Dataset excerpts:
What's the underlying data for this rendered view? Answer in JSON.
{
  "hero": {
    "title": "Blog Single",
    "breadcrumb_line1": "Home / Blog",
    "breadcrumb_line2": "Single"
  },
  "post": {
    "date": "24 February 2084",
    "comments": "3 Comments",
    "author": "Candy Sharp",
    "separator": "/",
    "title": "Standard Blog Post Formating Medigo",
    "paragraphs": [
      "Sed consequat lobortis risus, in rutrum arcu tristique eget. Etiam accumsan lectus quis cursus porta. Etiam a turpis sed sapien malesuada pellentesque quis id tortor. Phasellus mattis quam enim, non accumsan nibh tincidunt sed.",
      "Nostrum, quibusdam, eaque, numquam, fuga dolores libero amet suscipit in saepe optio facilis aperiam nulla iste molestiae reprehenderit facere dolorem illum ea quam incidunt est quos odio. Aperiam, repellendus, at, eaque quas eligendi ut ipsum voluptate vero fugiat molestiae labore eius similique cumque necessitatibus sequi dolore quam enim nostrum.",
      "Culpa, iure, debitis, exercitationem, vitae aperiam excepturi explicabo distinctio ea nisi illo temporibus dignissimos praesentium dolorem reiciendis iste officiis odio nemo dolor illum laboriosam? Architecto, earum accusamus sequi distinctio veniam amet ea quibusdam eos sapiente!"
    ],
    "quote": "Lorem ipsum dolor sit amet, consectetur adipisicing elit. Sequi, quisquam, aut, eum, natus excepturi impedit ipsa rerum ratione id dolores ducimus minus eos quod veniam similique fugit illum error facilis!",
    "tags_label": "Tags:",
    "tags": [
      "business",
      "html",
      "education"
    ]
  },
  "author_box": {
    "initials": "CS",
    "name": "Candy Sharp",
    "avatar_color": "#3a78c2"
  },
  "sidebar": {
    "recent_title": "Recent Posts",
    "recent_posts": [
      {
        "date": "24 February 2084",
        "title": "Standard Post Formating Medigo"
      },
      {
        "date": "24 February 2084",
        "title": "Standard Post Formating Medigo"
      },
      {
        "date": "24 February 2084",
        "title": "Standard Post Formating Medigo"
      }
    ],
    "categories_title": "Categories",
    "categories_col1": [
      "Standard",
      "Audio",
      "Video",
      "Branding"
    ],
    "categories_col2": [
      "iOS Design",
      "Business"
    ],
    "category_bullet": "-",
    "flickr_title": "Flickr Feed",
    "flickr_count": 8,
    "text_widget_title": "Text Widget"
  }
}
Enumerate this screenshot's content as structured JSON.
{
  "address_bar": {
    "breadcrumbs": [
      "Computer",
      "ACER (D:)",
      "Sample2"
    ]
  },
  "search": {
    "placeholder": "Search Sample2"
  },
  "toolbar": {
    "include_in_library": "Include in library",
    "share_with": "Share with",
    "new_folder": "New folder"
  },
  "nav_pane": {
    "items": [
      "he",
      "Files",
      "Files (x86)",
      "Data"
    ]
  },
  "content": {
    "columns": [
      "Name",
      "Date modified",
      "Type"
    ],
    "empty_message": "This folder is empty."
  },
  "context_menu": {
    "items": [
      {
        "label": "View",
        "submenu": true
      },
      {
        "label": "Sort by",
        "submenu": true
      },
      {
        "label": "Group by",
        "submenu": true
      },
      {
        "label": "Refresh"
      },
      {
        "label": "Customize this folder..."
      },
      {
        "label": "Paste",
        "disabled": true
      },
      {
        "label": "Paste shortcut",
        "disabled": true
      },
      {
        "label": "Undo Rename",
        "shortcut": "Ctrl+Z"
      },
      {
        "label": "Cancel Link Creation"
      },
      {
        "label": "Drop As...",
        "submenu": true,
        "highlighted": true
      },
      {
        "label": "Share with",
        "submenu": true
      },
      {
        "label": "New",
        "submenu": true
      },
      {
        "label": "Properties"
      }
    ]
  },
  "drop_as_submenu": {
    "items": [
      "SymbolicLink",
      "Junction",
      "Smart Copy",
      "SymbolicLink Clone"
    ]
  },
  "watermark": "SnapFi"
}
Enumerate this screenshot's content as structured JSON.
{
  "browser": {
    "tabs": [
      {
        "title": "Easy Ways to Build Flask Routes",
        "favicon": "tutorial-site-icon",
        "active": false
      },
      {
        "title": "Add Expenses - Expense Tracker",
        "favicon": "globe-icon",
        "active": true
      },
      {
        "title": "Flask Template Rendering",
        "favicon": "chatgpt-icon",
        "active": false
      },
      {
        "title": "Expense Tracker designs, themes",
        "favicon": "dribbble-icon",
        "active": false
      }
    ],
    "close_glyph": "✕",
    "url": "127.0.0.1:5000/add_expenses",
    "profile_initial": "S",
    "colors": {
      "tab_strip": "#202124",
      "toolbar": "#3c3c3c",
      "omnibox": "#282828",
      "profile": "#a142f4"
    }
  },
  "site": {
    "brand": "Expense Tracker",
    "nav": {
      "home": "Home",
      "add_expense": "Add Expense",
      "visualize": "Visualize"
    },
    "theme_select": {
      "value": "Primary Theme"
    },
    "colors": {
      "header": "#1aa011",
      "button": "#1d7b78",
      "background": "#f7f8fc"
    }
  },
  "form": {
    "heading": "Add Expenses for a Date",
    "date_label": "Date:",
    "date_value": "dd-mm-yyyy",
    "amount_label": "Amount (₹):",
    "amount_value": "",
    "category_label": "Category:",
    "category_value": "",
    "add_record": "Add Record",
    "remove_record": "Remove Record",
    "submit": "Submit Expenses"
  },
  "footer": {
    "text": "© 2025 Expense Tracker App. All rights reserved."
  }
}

▸ **GOAL**
Filter lines by "Blog" and return each hit.

▸ **RESULT FOR THIS EXERCISE**
    "title": "Blog Single",
    "breadcrumb_line1": "Home / Blog",
    "title": "Standard Blog Post Formating Medigo",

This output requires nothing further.